WRITTEN TASK: Reproduce the listing below in full and without alteration, apart from its pictures.

SUPPLIED INFORMATION:
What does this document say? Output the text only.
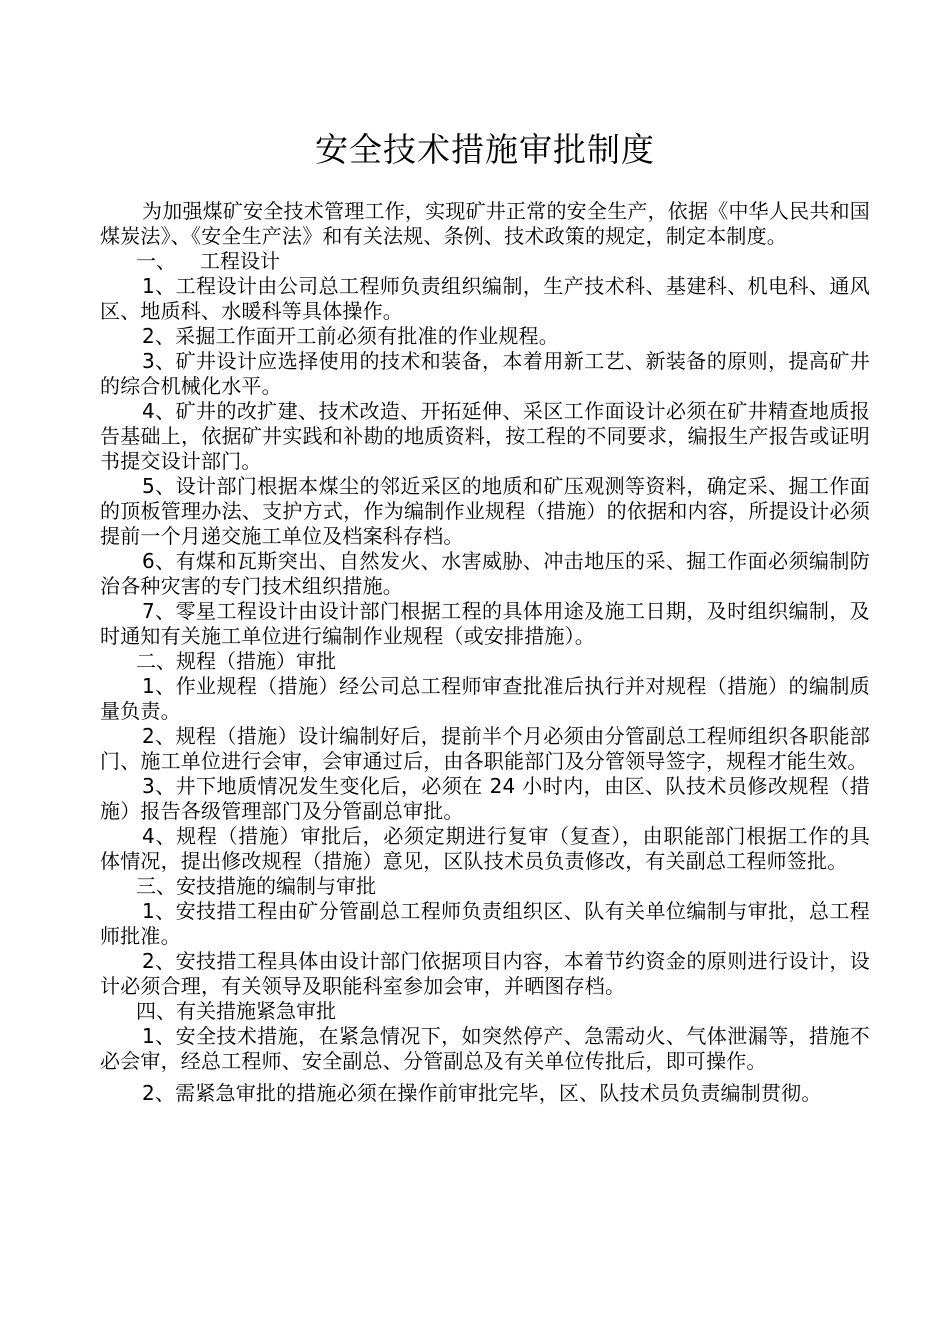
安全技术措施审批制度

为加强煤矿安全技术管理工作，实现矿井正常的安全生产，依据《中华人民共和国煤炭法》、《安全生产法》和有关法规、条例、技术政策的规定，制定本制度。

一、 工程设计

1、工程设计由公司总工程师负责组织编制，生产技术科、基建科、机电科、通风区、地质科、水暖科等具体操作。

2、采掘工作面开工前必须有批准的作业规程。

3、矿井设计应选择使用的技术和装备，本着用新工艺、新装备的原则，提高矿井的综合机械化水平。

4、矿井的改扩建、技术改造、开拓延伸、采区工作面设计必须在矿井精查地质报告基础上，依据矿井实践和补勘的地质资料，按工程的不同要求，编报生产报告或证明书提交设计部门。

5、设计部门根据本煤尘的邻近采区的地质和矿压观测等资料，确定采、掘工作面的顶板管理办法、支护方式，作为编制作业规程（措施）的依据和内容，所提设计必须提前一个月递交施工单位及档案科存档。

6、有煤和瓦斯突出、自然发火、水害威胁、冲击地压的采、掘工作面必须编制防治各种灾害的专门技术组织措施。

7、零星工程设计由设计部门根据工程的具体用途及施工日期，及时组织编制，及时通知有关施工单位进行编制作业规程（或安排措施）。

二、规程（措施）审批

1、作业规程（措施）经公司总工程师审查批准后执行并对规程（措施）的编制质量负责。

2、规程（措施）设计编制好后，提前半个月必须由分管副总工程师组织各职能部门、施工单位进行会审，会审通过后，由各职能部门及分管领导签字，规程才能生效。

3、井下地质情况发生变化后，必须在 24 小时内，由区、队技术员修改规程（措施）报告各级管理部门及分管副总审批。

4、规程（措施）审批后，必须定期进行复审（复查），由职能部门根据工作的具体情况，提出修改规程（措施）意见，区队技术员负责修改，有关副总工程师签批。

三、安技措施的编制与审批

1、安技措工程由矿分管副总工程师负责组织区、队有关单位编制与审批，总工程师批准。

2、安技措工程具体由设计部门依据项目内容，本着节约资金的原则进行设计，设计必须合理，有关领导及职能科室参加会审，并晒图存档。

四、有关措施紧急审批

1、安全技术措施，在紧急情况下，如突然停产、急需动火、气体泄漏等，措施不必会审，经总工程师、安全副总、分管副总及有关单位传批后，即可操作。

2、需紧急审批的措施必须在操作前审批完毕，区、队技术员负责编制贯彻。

RIGHT ANSWER:
What does this document say? Output the text only.
安全技术措施审批制度

为加强煤矿安全技术管理工作，实现矿井正常的安全生产，依据《中华人民共和国煤炭法》、《安全生产法》和有关法规、条例、技术政策的规定，制定本制度。

一、 工程设计

1、工程设计由公司总工程师负责组织编制，生产技术科、基建科、机电科、通风区、地质科、水暖科等具体操作。

2、采掘工作面开工前必须有批准的作业规程。

3、矿井设计应选择使用的技术和装备，本着用新工艺、新装备的原则，提高矿井的综合机械化水平。

4、矿井的改扩建、技术改造、开拓延伸、采区工作面设计必须在矿井精查地质报告基础上，依据矿井实践和补勘的地质资料，按工程的不同要求，编报生产报告或证明书提交设计部门。

5、设计部门根据本煤尘的邻近采区的地质和矿压观测等资料，确定采、掘工作面的顶板管理办法、支护方式，作为编制作业规程（措施）的依据和内容，所提设计必须提前一个月递交施工单位及档案科存档。

6、有煤和瓦斯突出、自然发火、水害威胁、冲击地压的采、掘工作面必须编制防治各种灾害的专门技术组织措施。

7、零星工程设计由设计部门根据工程的具体用途及施工日期，及时组织编制，及时通知有关施工单位进行编制作业规程（或安排措施）。

二、规程（措施）审批

1、作业规程（措施）经公司总工程师审查批准后执行并对规程（措施）的编制质量负责。

2、规程（措施）设计编制好后，提前半个月必须由分管副总工程师组织各职能部门、施工单位进行会审，会审通过后，由各职能部门及分管领导签字，规程才能生效。

3、井下地质情况发生变化后，必须在 24 小时内，由区、队技术员修改规程（措施）报告各级管理部门及分管副总审批。

4、规程（措施）审批后，必须定期进行复审（复查），由职能部门根据工作的具体情况，提出修改规程（措施）意见，区队技术员负责修改，有关副总工程师签批。

三、安技措施的编制与审批

1、安技措工程由矿分管副总工程师负责组织区、队有关单位编制与审批，总工程师批准。

2、安技措工程具体由设计部门依据项目内容，本着节约资金的原则进行设计，设计必须合理，有关领导及职能科室参加会审，并晒图存档。

四、有关措施紧急审批

1、安全技术措施，在紧急情况下，如突然停产、急需动火、气体泄漏等，措施不必会审，经总工程师、安全副总、分管副总及有关单位传批后，即可操作。

2、需紧急审批的措施必须在操作前审批完毕，区、队技术员负责编制贯彻。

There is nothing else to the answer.